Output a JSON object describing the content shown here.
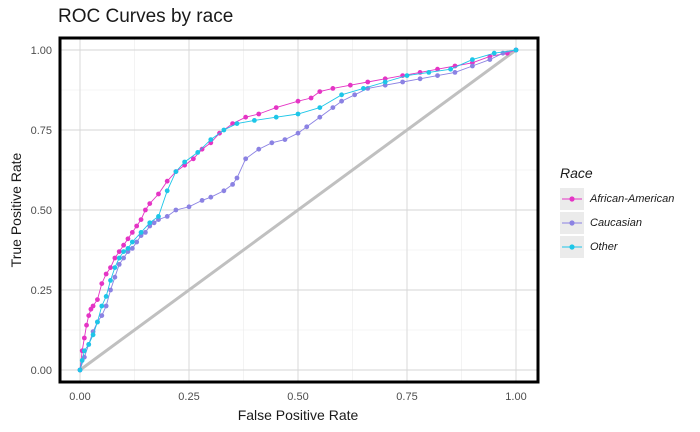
{
  "chart_data": {
    "type": "line",
    "title": "ROC Curves by race",
    "xlabel": "False Positive Rate",
    "ylabel": "True Positive Rate",
    "xlim": [
      0,
      1
    ],
    "ylim": [
      0,
      1
    ],
    "x_ticks": [
      "0.00",
      "0.25",
      "0.50",
      "0.75",
      "1.00"
    ],
    "y_ticks": [
      "0.00",
      "0.25",
      "0.50",
      "0.75",
      "1.00"
    ],
    "grid": true,
    "legend": {
      "title": "Race",
      "position": "right"
    },
    "diagonal_reference": {
      "x": [
        0,
        1
      ],
      "y": [
        0,
        1
      ],
      "color": "#c0c0c0"
    },
    "series": [
      {
        "name": "African-American",
        "color": "#e534c5",
        "x": [
          0.0,
          0.005,
          0.01,
          0.015,
          0.02,
          0.025,
          0.03,
          0.04,
          0.05,
          0.06,
          0.07,
          0.08,
          0.09,
          0.1,
          0.11,
          0.12,
          0.13,
          0.14,
          0.15,
          0.16,
          0.18,
          0.2,
          0.22,
          0.24,
          0.26,
          0.28,
          0.3,
          0.32,
          0.35,
          0.38,
          0.41,
          0.45,
          0.5,
          0.53,
          0.55,
          0.58,
          0.62,
          0.66,
          0.7,
          0.74,
          0.78,
          0.82,
          0.86,
          0.9,
          0.94,
          0.98,
          1.0
        ],
        "y": [
          0.0,
          0.06,
          0.1,
          0.14,
          0.17,
          0.19,
          0.2,
          0.22,
          0.27,
          0.3,
          0.32,
          0.35,
          0.37,
          0.39,
          0.41,
          0.43,
          0.45,
          0.47,
          0.5,
          0.52,
          0.55,
          0.59,
          0.62,
          0.64,
          0.66,
          0.69,
          0.71,
          0.74,
          0.77,
          0.79,
          0.8,
          0.82,
          0.84,
          0.85,
          0.87,
          0.88,
          0.89,
          0.9,
          0.91,
          0.92,
          0.93,
          0.94,
          0.95,
          0.96,
          0.98,
          0.99,
          1.0
        ]
      },
      {
        "name": "Caucasian",
        "color": "#8b82e3",
        "x": [
          0.0,
          0.01,
          0.02,
          0.03,
          0.04,
          0.05,
          0.06,
          0.07,
          0.08,
          0.09,
          0.1,
          0.11,
          0.12,
          0.13,
          0.14,
          0.15,
          0.16,
          0.17,
          0.18,
          0.2,
          0.22,
          0.25,
          0.28,
          0.3,
          0.33,
          0.35,
          0.36,
          0.38,
          0.41,
          0.44,
          0.47,
          0.5,
          0.52,
          0.55,
          0.58,
          0.6,
          0.63,
          0.66,
          0.7,
          0.74,
          0.78,
          0.82,
          0.86,
          0.9,
          0.94,
          0.97,
          1.0
        ],
        "y": [
          0.0,
          0.04,
          0.08,
          0.12,
          0.15,
          0.17,
          0.2,
          0.25,
          0.29,
          0.33,
          0.35,
          0.37,
          0.38,
          0.4,
          0.42,
          0.43,
          0.45,
          0.46,
          0.47,
          0.48,
          0.5,
          0.51,
          0.53,
          0.54,
          0.56,
          0.58,
          0.6,
          0.66,
          0.69,
          0.71,
          0.72,
          0.74,
          0.76,
          0.79,
          0.82,
          0.84,
          0.86,
          0.88,
          0.89,
          0.9,
          0.91,
          0.92,
          0.93,
          0.95,
          0.97,
          0.99,
          1.0
        ]
      },
      {
        "name": "Other",
        "color": "#1dc6e8",
        "x": [
          0.0,
          0.005,
          0.01,
          0.02,
          0.03,
          0.04,
          0.05,
          0.06,
          0.07,
          0.08,
          0.09,
          0.1,
          0.11,
          0.12,
          0.14,
          0.16,
          0.18,
          0.2,
          0.22,
          0.24,
          0.27,
          0.3,
          0.33,
          0.36,
          0.4,
          0.45,
          0.5,
          0.55,
          0.6,
          0.65,
          0.7,
          0.75,
          0.8,
          0.85,
          0.9,
          0.95,
          1.0
        ],
        "y": [
          0.0,
          0.03,
          0.06,
          0.08,
          0.11,
          0.15,
          0.2,
          0.23,
          0.28,
          0.32,
          0.35,
          0.37,
          0.38,
          0.4,
          0.43,
          0.46,
          0.48,
          0.56,
          0.62,
          0.65,
          0.68,
          0.72,
          0.75,
          0.77,
          0.78,
          0.79,
          0.8,
          0.82,
          0.86,
          0.88,
          0.9,
          0.92,
          0.93,
          0.94,
          0.97,
          0.99,
          1.0
        ]
      }
    ]
  }
}
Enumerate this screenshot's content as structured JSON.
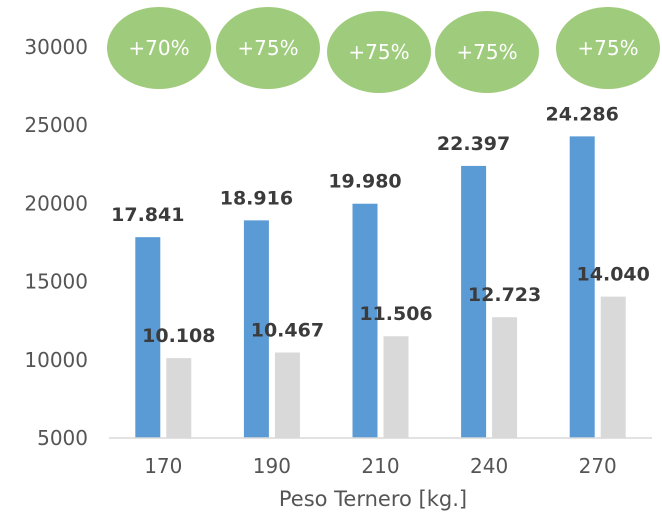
{
  "chart_data": {
    "type": "bar",
    "categories": [
      "170",
      "190",
      "210",
      "240",
      "270"
    ],
    "series": [
      {
        "values": [
          17841,
          18916,
          19980,
          22397,
          24286
        ],
        "labels": [
          "17.841",
          "18.916",
          "19.980",
          "22.397",
          "24.286"
        ],
        "color": "#5b9bd5"
      },
      {
        "values": [
          10108,
          10467,
          11506,
          12723,
          14040
        ],
        "labels": [
          "10.108",
          "10.467",
          "11.506",
          "12.723",
          "14.040"
        ],
        "color": "#d9d9d9"
      }
    ],
    "annotations": [
      "+70%",
      "+75%",
      "+75%",
      "+75%",
      "+75%"
    ],
    "annotation_color": "#9fcb7c",
    "xlabel": "Peso Ternero [kg.]",
    "ylabel": "",
    "ylim": [
      5000,
      30000
    ],
    "yticks": [
      "5000",
      "10000",
      "15000",
      "20000",
      "25000",
      "30000"
    ],
    "grid": false,
    "legend": "none"
  }
}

**GOAL**
Using the material above, retype each entry exactly and omit the pictures.

**FULL ANSWER**
Output a JSON object describing the content shown here.
{
  "chart_data": {
    "type": "line",
    "title": "ROC Curves by race",
    "xlabel": "False Positive Rate",
    "ylabel": "True Positive Rate",
    "xlim": [
      0,
      1
    ],
    "ylim": [
      0,
      1
    ],
    "x_ticks": [
      "0.00",
      "0.25",
      "0.50",
      "0.75",
      "1.00"
    ],
    "y_ticks": [
      "0.00",
      "0.25",
      "0.50",
      "0.75",
      "1.00"
    ],
    "grid": true,
    "legend": {
      "title": "Race",
      "position": "right"
    },
    "diagonal_reference": {
      "x": [
        0,
        1
      ],
      "y": [
        0,
        1
      ],
      "color": "#c0c0c0"
    },
    "series": [
      {
        "name": "African-American",
        "color": "#e534c5",
        "x": [
          0.0,
          0.005,
          0.01,
          0.015,
          0.02,
          0.025,
          0.03,
          0.04,
          0.05,
          0.06,
          0.07,
          0.08,
          0.09,
          0.1,
          0.11,
          0.12,
          0.13,
          0.14,
          0.15,
          0.16,
          0.18,
          0.2,
          0.22,
          0.24,
          0.26,
          0.28,
          0.3,
          0.32,
          0.35,
          0.38,
          0.41,
          0.45,
          0.5,
          0.53,
          0.55,
          0.58,
          0.62,
          0.66,
          0.7,
          0.74,
          0.78,
          0.82,
          0.86,
          0.9,
          0.94,
          0.98,
          1.0
        ],
        "y": [
          0.0,
          0.06,
          0.1,
          0.14,
          0.17,
          0.19,
          0.2,
          0.22,
          0.27,
          0.3,
          0.32,
          0.35,
          0.37,
          0.39,
          0.41,
          0.43,
          0.45,
          0.47,
          0.5,
          0.52,
          0.55,
          0.59,
          0.62,
          0.64,
          0.66,
          0.69,
          0.71,
          0.74,
          0.77,
          0.79,
          0.8,
          0.82,
          0.84,
          0.85,
          0.87,
          0.88,
          0.89,
          0.9,
          0.91,
          0.92,
          0.93,
          0.94,
          0.95,
          0.96,
          0.98,
          0.99,
          1.0
        ]
      },
      {
        "name": "Caucasian",
        "color": "#8b82e3",
        "x": [
          0.0,
          0.01,
          0.02,
          0.03,
          0.04,
          0.05,
          0.06,
          0.07,
          0.08,
          0.09,
          0.1,
          0.11,
          0.12,
          0.13,
          0.14,
          0.15,
          0.16,
          0.17,
          0.18,
          0.2,
          0.22,
          0.25,
          0.28,
          0.3,
          0.33,
          0.35,
          0.36,
          0.38,
          0.41,
          0.44,
          0.47,
          0.5,
          0.52,
          0.55,
          0.58,
          0.6,
          0.63,
          0.66,
          0.7,
          0.74,
          0.78,
          0.82,
          0.86,
          0.9,
          0.94,
          0.97,
          1.0
        ],
        "y": [
          0.0,
          0.04,
          0.08,
          0.12,
          0.15,
          0.17,
          0.2,
          0.25,
          0.29,
          0.33,
          0.35,
          0.37,
          0.38,
          0.4,
          0.42,
          0.43,
          0.45,
          0.46,
          0.47,
          0.48,
          0.5,
          0.51,
          0.53,
          0.54,
          0.56,
          0.58,
          0.6,
          0.66,
          0.69,
          0.71,
          0.72,
          0.74,
          0.76,
          0.79,
          0.82,
          0.84,
          0.86,
          0.88,
          0.89,
          0.9,
          0.91,
          0.92,
          0.93,
          0.95,
          0.97,
          0.99,
          1.0
        ]
      },
      {
        "name": "Other",
        "color": "#1dc6e8",
        "x": [
          0.0,
          0.005,
          0.01,
          0.02,
          0.03,
          0.04,
          0.05,
          0.06,
          0.07,
          0.08,
          0.09,
          0.1,
          0.11,
          0.12,
          0.14,
          0.16,
          0.18,
          0.2,
          0.22,
          0.24,
          0.27,
          0.3,
          0.33,
          0.36,
          0.4,
          0.45,
          0.5,
          0.55,
          0.6,
          0.65,
          0.7,
          0.75,
          0.8,
          0.85,
          0.9,
          0.95,
          1.0
        ],
        "y": [
          0.0,
          0.03,
          0.06,
          0.08,
          0.11,
          0.15,
          0.2,
          0.23,
          0.28,
          0.32,
          0.35,
          0.37,
          0.38,
          0.4,
          0.43,
          0.46,
          0.48,
          0.56,
          0.62,
          0.65,
          0.68,
          0.72,
          0.75,
          0.77,
          0.78,
          0.79,
          0.8,
          0.82,
          0.86,
          0.88,
          0.9,
          0.92,
          0.93,
          0.94,
          0.97,
          0.99,
          1.0
        ]
      }
    ]
  }
}
Enumerate this screenshot's content as structured JSON.
{
  "chart_data": {
    "type": "bar",
    "categories": [
      "170",
      "190",
      "210",
      "240",
      "270"
    ],
    "series": [
      {
        "values": [
          17841,
          18916,
          19980,
          22397,
          24286
        ],
        "labels": [
          "17.841",
          "18.916",
          "19.980",
          "22.397",
          "24.286"
        ],
        "color": "#5b9bd5"
      },
      {
        "values": [
          10108,
          10467,
          11506,
          12723,
          14040
        ],
        "labels": [
          "10.108",
          "10.467",
          "11.506",
          "12.723",
          "14.040"
        ],
        "color": "#d9d9d9"
      }
    ],
    "annotations": [
      "+70%",
      "+75%",
      "+75%",
      "+75%",
      "+75%"
    ],
    "annotation_color": "#9fcb7c",
    "xlabel": "Peso Ternero [kg.]",
    "ylabel": "",
    "ylim": [
      5000,
      30000
    ],
    "yticks": [
      "5000",
      "10000",
      "15000",
      "20000",
      "25000",
      "30000"
    ],
    "grid": false,
    "legend": "none"
  }
}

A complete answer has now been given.